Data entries

┄┄┄┄┄┄┄┄┄┄┄┄┄┄┄┄┄┄┄┄

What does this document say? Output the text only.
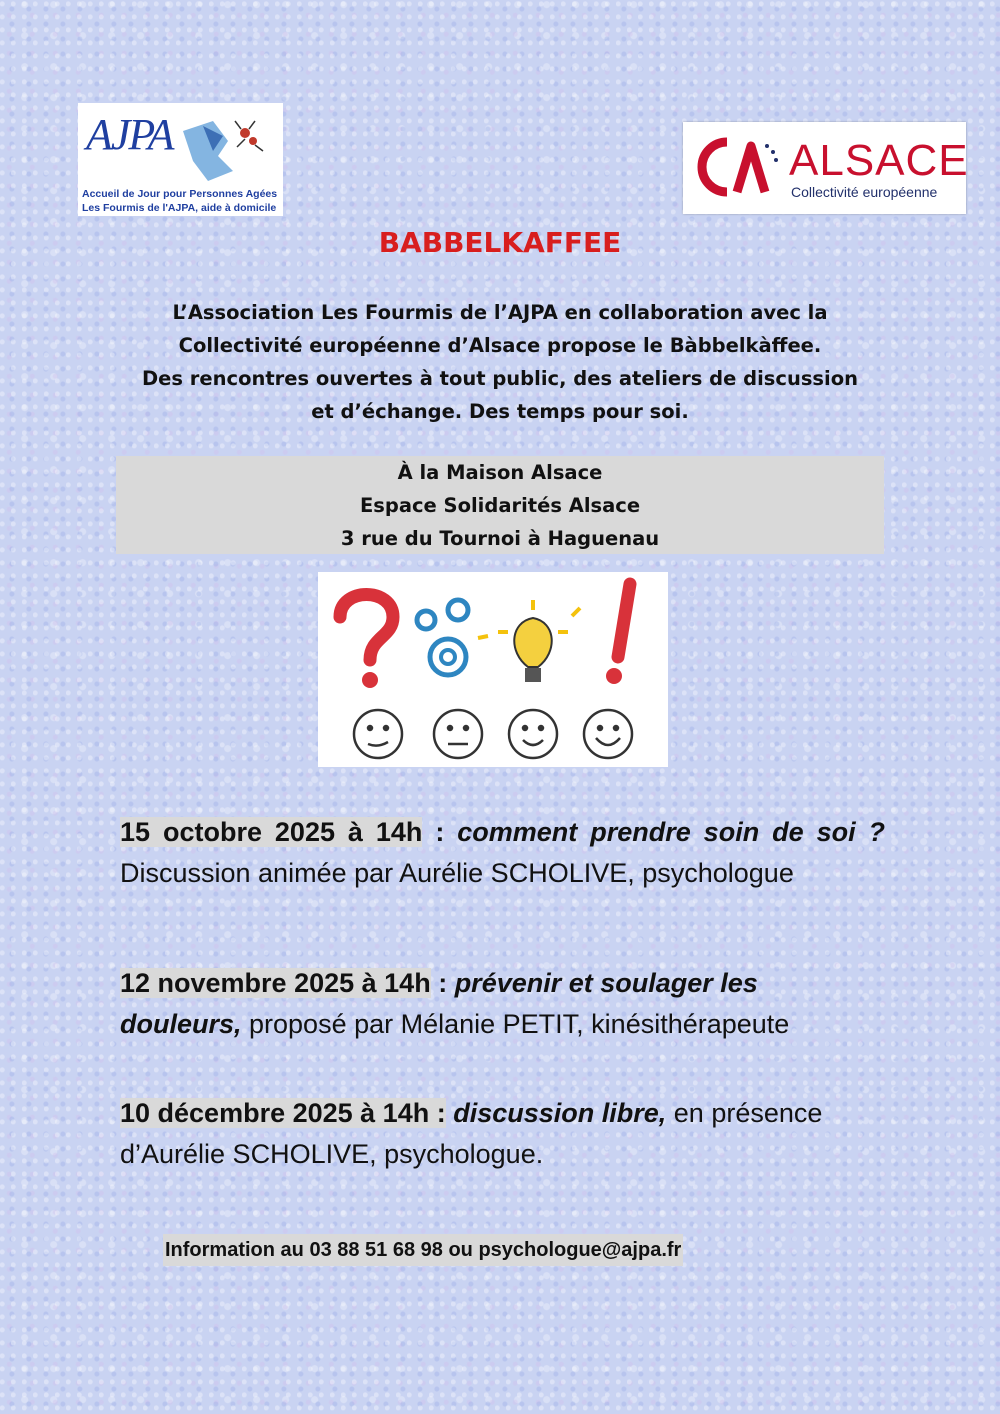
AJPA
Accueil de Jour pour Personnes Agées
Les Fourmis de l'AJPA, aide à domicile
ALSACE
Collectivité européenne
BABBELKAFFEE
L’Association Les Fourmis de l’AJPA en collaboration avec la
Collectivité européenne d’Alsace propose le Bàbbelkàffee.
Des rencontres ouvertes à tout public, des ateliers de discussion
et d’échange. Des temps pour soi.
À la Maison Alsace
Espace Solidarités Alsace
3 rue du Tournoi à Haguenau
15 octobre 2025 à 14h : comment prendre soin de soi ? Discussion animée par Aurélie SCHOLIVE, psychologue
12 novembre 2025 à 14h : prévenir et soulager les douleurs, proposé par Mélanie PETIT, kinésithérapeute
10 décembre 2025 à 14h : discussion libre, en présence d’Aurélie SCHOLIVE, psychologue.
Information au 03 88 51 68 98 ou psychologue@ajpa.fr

┄┄┄┄┄┄┄┄┄┄┄┄┄┄┄┄┄┄┄┄

Task to carry out
Transcribe the preceding listing in its entirety and with exact wording, leaving out pictures.

Response to this exercise
What does this document say? Output the text only.
AJPA
Accueil de Jour pour Personnes Agées
Les Fourmis de l'AJPA, aide à domicile
ALSACE
Collectivité européenne
BABBELKAFFEE
L’Association Les Fourmis de l’AJPA en collaboration avec la
Collectivité européenne d’Alsace propose le Bàbbelkàffee.
Des rencontres ouvertes à tout public, des ateliers de discussion
et d’échange. Des temps pour soi.
À la Maison Alsace
Espace Solidarités Alsace
3 rue du Tournoi à Haguenau
15 octobre 2025 à 14h : comment prendre soin de soi ? Discussion animée par Aurélie SCHOLIVE, psychologue
12 novembre 2025 à 14h : prévenir et soulager les douleurs, proposé par Mélanie PETIT, kinésithérapeute
10 décembre 2025 à 14h : discussion libre, en présence d’Aurélie SCHOLIVE, psychologue.
Information au 03 88 51 68 98 ou psychologue@ajpa.fr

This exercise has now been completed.